_What to produce_:
Give back the full listing verbatim, apart from its images.

------ Data records ------

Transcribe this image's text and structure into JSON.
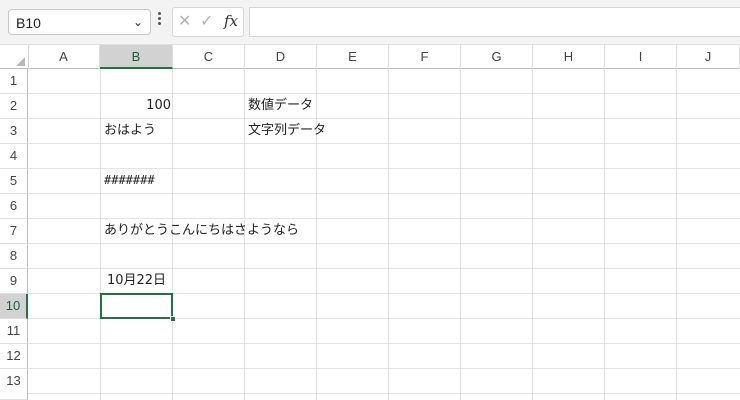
{
  "formula_bar": {
    "name_box": "B10",
    "function_label": "fx",
    "formula_value": ""
  },
  "columns": [
    "A",
    "B",
    "C",
    "D",
    "E",
    "F",
    "G",
    "H",
    "I",
    "J"
  ],
  "rows": [
    "1",
    "2",
    "3",
    "4",
    "5",
    "6",
    "7",
    "8",
    "9",
    "10",
    "11",
    "12",
    "13"
  ],
  "active_cell": {
    "column": "B",
    "row": "10"
  },
  "cells": {
    "b2": "100",
    "d2": "数値データ",
    "b3": "おはよう",
    "d3": "文字列データ",
    "b5": "#######",
    "b7": "ありがとうこんにちはさようなら",
    "b9": "10月22日"
  },
  "colors": {
    "accent": "#217346",
    "gridline": "#e3e3e3",
    "header_active_bg": "#d2d2d2"
  }
}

------

_Final result_:
Transcribe this image's text and structure into JSON.
{
  "formula_bar": {
    "name_box": "B10",
    "function_label": "fx",
    "formula_value": ""
  },
  "columns": [
    "A",
    "B",
    "C",
    "D",
    "E",
    "F",
    "G",
    "H",
    "I",
    "J"
  ],
  "rows": [
    "1",
    "2",
    "3",
    "4",
    "5",
    "6",
    "7",
    "8",
    "9",
    "10",
    "11",
    "12",
    "13"
  ],
  "active_cell": {
    "column": "B",
    "row": "10"
  },
  "cells": {
    "b2": "100",
    "d2": "数値データ",
    "b3": "おはよう",
    "d3": "文字列データ",
    "b5": "#######",
    "b7": "ありがとうこんにちはさようなら",
    "b9": "10月22日"
  },
  "colors": {
    "accent": "#217346",
    "gridline": "#e3e3e3",
    "header_active_bg": "#d2d2d2"
  }
}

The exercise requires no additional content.